• TASK GOAL: Below is a block of records; reproduce all of them exactly and leave out any pictures.

(Figure data in JSON)

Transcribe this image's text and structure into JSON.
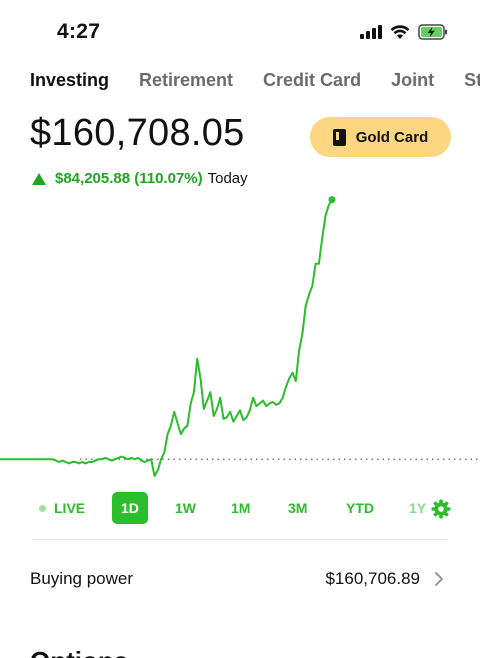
{
  "status_bar": {
    "time": "4:27",
    "signal_icon": "signal-icon",
    "wifi_icon": "wifi-icon",
    "battery_icon": "battery-charging-icon"
  },
  "tabs": [
    {
      "label": "Investing",
      "active": true
    },
    {
      "label": "Retirement",
      "active": false
    },
    {
      "label": "Credit Card",
      "active": false
    },
    {
      "label": "Joint",
      "active": false
    },
    {
      "label": "Str",
      "active": false
    }
  ],
  "portfolio": {
    "balance": "$160,708.05",
    "change": "$84,205.88 (110.07%)",
    "change_period": "Today",
    "gold_button_label": "Gold Card"
  },
  "colors": {
    "accent_green": "#2bbd2b",
    "gain_green": "#1fa51f",
    "gold": "#fcd680"
  },
  "chart_data": {
    "type": "line",
    "title": "",
    "xlabel": "",
    "ylabel": "",
    "baseline": 0,
    "ylim": [
      -12,
      190
    ],
    "series": [
      {
        "values": [
          0,
          0,
          0,
          0,
          0,
          0,
          0,
          0,
          0,
          0,
          0,
          0,
          0,
          0,
          0,
          0,
          0,
          -1,
          -2,
          -1,
          -2,
          -3,
          -2,
          -2,
          -3,
          -2,
          -3,
          -2,
          -2,
          -1,
          0,
          0,
          1,
          0,
          -1,
          0,
          1,
          2,
          1,
          0,
          1,
          0,
          1,
          -1,
          -2,
          -1,
          0,
          -12,
          -8,
          0,
          5,
          18,
          24,
          34,
          26,
          18,
          22,
          24,
          40,
          48,
          72,
          58,
          36,
          42,
          48,
          31,
          36,
          44,
          29,
          30,
          34,
          27,
          31,
          35,
          28,
          30,
          35,
          44,
          38,
          40,
          42,
          38,
          40,
          41,
          39,
          40,
          44,
          52,
          58,
          62,
          56,
          78,
          90,
          110,
          118,
          124,
          140,
          140,
          158,
          174,
          182,
          186
        ]
      }
    ]
  },
  "ranges": [
    {
      "label": "LIVE",
      "active": false
    },
    {
      "label": "1D",
      "active": true
    },
    {
      "label": "1W",
      "active": false
    },
    {
      "label": "1M",
      "active": false
    },
    {
      "label": "3M",
      "active": false
    },
    {
      "label": "YTD",
      "active": false
    },
    {
      "label": "1Y",
      "active": false
    }
  ],
  "settings_icon": "gear-icon",
  "buying_power": {
    "label": "Buying power",
    "value": "$160,706.89",
    "icon": "chevron-right-icon"
  },
  "next_section": {
    "heading": "Options"
  }
}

• REPLY TO THE EXERCISE:
Transcribe this image's text and structure into JSON.
{
  "status_bar": {
    "time": "4:27",
    "signal_icon": "signal-icon",
    "wifi_icon": "wifi-icon",
    "battery_icon": "battery-charging-icon"
  },
  "tabs": [
    {
      "label": "Investing",
      "active": true
    },
    {
      "label": "Retirement",
      "active": false
    },
    {
      "label": "Credit Card",
      "active": false
    },
    {
      "label": "Joint",
      "active": false
    },
    {
      "label": "Str",
      "active": false
    }
  ],
  "portfolio": {
    "balance": "$160,708.05",
    "change": "$84,205.88 (110.07%)",
    "change_period": "Today",
    "gold_button_label": "Gold Card"
  },
  "colors": {
    "accent_green": "#2bbd2b",
    "gain_green": "#1fa51f",
    "gold": "#fcd680"
  },
  "chart_data": {
    "type": "line",
    "title": "",
    "xlabel": "",
    "ylabel": "",
    "baseline": 0,
    "ylim": [
      -12,
      190
    ],
    "series": [
      {
        "values": [
          0,
          0,
          0,
          0,
          0,
          0,
          0,
          0,
          0,
          0,
          0,
          0,
          0,
          0,
          0,
          0,
          0,
          -1,
          -2,
          -1,
          -2,
          -3,
          -2,
          -2,
          -3,
          -2,
          -3,
          -2,
          -2,
          -1,
          0,
          0,
          1,
          0,
          -1,
          0,
          1,
          2,
          1,
          0,
          1,
          0,
          1,
          -1,
          -2,
          -1,
          0,
          -12,
          -8,
          0,
          5,
          18,
          24,
          34,
          26,
          18,
          22,
          24,
          40,
          48,
          72,
          58,
          36,
          42,
          48,
          31,
          36,
          44,
          29,
          30,
          34,
          27,
          31,
          35,
          28,
          30,
          35,
          44,
          38,
          40,
          42,
          38,
          40,
          41,
          39,
          40,
          44,
          52,
          58,
          62,
          56,
          78,
          90,
          110,
          118,
          124,
          140,
          140,
          158,
          174,
          182,
          186
        ]
      }
    ]
  },
  "ranges": [
    {
      "label": "LIVE",
      "active": false
    },
    {
      "label": "1D",
      "active": true
    },
    {
      "label": "1W",
      "active": false
    },
    {
      "label": "1M",
      "active": false
    },
    {
      "label": "3M",
      "active": false
    },
    {
      "label": "YTD",
      "active": false
    },
    {
      "label": "1Y",
      "active": false
    }
  ],
  "settings_icon": "gear-icon",
  "buying_power": {
    "label": "Buying power",
    "value": "$160,706.89",
    "icon": "chevron-right-icon"
  },
  "next_section": {
    "heading": "Options"
  }
}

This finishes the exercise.